● WHAT YOU SHOULD DO: Work through the data line by line, gathering every line that has the word "深圳XX科技有限公司".

(Records)
===============

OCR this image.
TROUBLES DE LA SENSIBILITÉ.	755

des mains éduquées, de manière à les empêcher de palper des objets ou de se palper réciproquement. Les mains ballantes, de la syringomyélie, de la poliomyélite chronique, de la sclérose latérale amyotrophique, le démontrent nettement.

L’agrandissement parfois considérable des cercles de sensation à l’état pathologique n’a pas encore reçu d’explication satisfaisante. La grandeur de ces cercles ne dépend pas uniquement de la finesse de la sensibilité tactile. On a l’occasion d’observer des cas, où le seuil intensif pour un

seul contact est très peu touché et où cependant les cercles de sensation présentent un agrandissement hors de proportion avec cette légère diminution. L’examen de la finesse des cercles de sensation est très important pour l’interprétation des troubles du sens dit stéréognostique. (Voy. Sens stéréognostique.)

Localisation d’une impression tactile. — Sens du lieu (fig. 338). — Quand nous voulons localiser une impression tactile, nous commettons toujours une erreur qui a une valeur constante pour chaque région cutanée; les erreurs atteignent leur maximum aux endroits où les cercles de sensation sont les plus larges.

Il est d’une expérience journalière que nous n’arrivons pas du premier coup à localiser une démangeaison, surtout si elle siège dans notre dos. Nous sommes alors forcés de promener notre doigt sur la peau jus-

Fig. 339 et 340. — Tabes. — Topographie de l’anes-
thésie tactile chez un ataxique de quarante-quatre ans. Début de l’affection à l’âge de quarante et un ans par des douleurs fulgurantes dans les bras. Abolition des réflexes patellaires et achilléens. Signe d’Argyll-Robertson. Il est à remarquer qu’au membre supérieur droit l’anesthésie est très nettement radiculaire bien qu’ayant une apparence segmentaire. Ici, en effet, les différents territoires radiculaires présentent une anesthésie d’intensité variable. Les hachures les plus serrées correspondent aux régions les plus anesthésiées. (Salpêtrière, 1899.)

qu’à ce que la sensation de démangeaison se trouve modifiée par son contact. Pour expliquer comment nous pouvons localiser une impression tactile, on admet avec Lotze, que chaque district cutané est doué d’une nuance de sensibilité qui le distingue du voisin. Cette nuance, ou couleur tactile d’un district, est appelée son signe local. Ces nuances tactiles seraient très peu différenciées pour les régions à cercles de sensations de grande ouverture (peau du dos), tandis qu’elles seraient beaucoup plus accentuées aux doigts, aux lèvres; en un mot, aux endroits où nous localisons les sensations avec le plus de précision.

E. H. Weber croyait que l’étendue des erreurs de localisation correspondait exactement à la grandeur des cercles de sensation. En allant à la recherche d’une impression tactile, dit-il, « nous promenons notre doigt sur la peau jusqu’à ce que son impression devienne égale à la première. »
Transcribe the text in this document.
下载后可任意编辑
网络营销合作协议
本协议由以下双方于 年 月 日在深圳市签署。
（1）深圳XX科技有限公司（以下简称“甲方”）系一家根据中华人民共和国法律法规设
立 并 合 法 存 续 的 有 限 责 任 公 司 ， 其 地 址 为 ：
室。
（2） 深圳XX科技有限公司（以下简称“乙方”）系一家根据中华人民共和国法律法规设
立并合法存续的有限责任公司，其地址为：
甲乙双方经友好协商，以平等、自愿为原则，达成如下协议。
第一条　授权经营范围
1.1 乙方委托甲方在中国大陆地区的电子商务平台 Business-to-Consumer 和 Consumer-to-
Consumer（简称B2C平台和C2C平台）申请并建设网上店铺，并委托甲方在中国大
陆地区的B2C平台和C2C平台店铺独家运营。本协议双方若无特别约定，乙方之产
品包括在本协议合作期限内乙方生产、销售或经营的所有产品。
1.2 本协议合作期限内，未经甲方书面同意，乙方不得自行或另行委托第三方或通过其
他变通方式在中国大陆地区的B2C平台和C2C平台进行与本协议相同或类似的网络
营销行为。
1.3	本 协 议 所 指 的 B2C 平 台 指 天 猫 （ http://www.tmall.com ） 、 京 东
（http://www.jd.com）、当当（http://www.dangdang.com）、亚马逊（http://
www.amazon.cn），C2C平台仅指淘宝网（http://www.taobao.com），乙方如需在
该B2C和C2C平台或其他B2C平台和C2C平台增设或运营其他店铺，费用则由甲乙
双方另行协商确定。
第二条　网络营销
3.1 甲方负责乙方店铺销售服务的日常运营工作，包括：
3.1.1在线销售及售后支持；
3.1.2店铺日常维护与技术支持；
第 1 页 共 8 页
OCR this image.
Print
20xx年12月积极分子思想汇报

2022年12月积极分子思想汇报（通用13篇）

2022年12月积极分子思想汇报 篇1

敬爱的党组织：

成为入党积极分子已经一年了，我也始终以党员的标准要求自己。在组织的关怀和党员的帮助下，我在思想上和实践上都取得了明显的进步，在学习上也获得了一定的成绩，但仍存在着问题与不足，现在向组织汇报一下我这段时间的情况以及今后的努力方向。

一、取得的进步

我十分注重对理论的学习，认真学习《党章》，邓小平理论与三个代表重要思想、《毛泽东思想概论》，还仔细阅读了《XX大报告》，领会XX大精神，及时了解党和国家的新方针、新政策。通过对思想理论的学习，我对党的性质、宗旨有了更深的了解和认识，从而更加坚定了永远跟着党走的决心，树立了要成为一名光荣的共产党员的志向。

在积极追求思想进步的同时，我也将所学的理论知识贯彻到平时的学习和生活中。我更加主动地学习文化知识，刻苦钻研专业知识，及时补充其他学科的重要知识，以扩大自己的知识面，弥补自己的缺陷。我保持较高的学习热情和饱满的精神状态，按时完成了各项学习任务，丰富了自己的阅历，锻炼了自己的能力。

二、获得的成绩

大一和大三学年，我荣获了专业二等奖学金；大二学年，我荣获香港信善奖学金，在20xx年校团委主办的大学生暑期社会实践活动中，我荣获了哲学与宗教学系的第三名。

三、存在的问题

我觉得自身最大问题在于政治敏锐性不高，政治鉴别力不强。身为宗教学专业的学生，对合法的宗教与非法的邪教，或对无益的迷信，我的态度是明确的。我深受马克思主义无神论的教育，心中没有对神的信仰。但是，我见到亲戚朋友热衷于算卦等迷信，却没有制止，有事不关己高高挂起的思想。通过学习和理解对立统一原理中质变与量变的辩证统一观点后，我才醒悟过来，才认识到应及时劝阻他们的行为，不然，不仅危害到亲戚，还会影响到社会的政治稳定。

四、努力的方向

===============

● THE ANSWER:
（1）深圳XX科技有限公司（以下简称“甲方”）系一家根据中华人民共和国法律法规设
（2） 深圳XX科技有限公司（以下简称“乙方”）系一家根据中华人民共和国法律法规设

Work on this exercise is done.